Sunday, July 29, 2007

a few words.

i was supposed to stop everything. i was supposed to start anew. my life was a mess. well, it still is. but i believe that everything will take its place in due time.

i have been torn in two situations for the past few months. i've been a caterpillar choosing between two branches to spin its cocoon. i have two choices. but there can only be one path to take.

i had to choose between my family and friends. i had to fight both sides to gain my happiness. but in the end, my happiness was sacrificed. in both sides. i have lots to learn, esp. in the turn of events. i have lost old friends yet have gained new ones.

i have lost a loved one. someone i cared for. someone i loved. maybe still love. someone i can't have. this may be the last entry i write about him.

i wonder if he will get the chance to read this. i doubt it. but even so, this is what i would like to say:

i love you. but you know that we can't be with each other. for reasons that i myself don't understand. it will an eternity of mystery. a life full of "what ifs." i love you, mybe. but maybe my love isn't enough to suffice the pain, hurt, and chaos that goes under the roof. it's a chaotic world i'm in when i'm with you. a world full of love yet full of anger and hate. it's an oxymoron that will forever stay true. we both have stayed true to each other. that i know. i have loved you more than you'll ever know. the three words that have been sacred, you got them out from me. my heart i have given to you a long time ago. i can't have you, mybe. it's a painstaking situation. an unforgiving choice. a sacrifice i don't think anyone, even you, will understand. but i will forever cherish you. your memories. your being you. i will forever love you. a promise that i will sincerely keep.

i am so proud of you. you've done a great deal. and i won't be surprised when, one day, i'll see your face on magazines and papers stating you to be one successful man. i will be proud of you. like i am now. i have faith in you. i always have and always will. together forever. yet always apart. a line i got from the love of reading.

tears will never stop coming, esp. when i have thoughts of you. but now, we are given a new chance to start. i don't know where the wind will take us. i don't know if fate will be by my side. i know that you are a good man. and i know that a lot of girls will fall for you. it's a pity that i can't be with you. it's a loss i want the people i label as "enemies" to see. it's my sacrifice. my love for you. and sadly, your love for me.

i love you, mybe. together forever yet always apart. a line i will keep close to my heart.

.....

come what may.

the jury has spoken.

the gamble is still on.

Thursday, July 26, 2007

dry eyes don't mean dry pillows.

it's been three months. well, nearly three months since we've parted ways. it's been almost twelve weeks of not being with you. of not being able to talk to you.

i don't know why it's so hard to let you go. some part of me says it's guilt. another part of me says it's regret. but mostly, i think it's love.

it's hard for me to love someone. that's something i just discovered. it's hard for me to say "i love you." those three words, especially coming from me, mean a lot more than a kiss. i wish i said more i-love-you's when we were still together.

people tell me it's wrong to regret. "if you keep holding on to the past, how can you know what lies ahead?" i have to move forward. but with you, one step forward takes me two steps back.

DATA BLOCK –
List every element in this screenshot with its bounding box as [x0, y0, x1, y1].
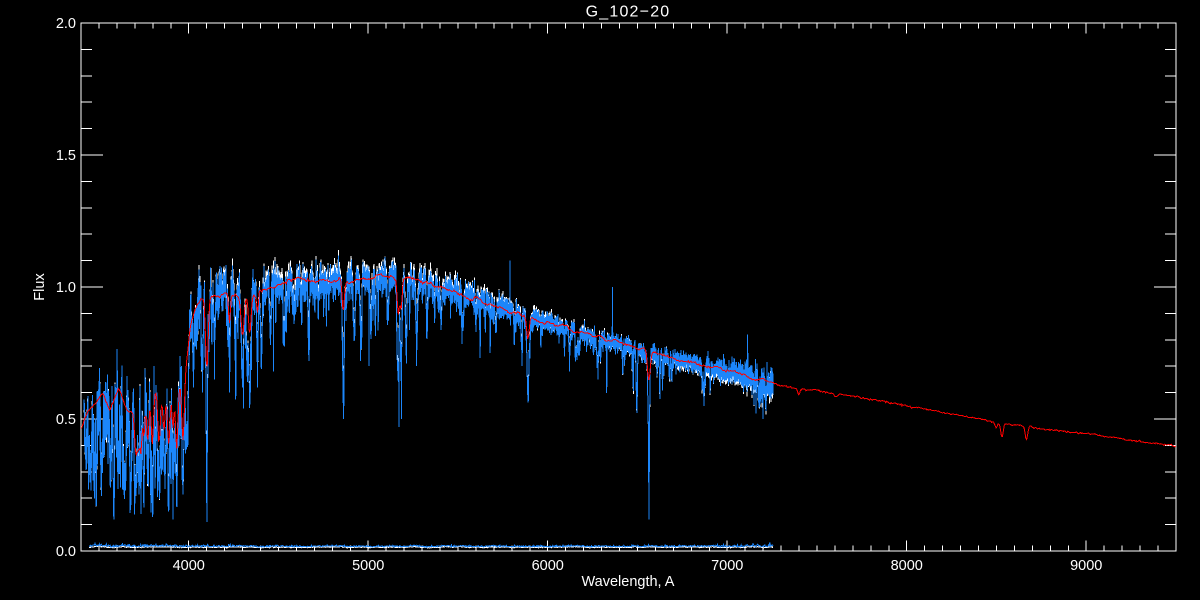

GIVEN TASK –
In the blog passage, rewrite the stretch from "Thursday, July 26, 2007" through "were still together.", changing "guilt" to "shame".

OUTPUT OF THE EXERCISE –
Thursday, July 26, 2007

dry eyes don't mean dry pillows.

it's been three months. well, nearly three months since we've parted ways. it's been almost twelve weeks of not being with you. of not being able to talk to you.

i don't know why it's so hard to let you go. some part of me says it's shame. another part of me says it's regret. but mostly, i think it's love.

it's hard for me to love someone. that's something i just discovered. it's hard for me to say "i love you." those three words, especially coming from me, mean a lot more than a kiss. i wish i said more i-love-you's when we were still together.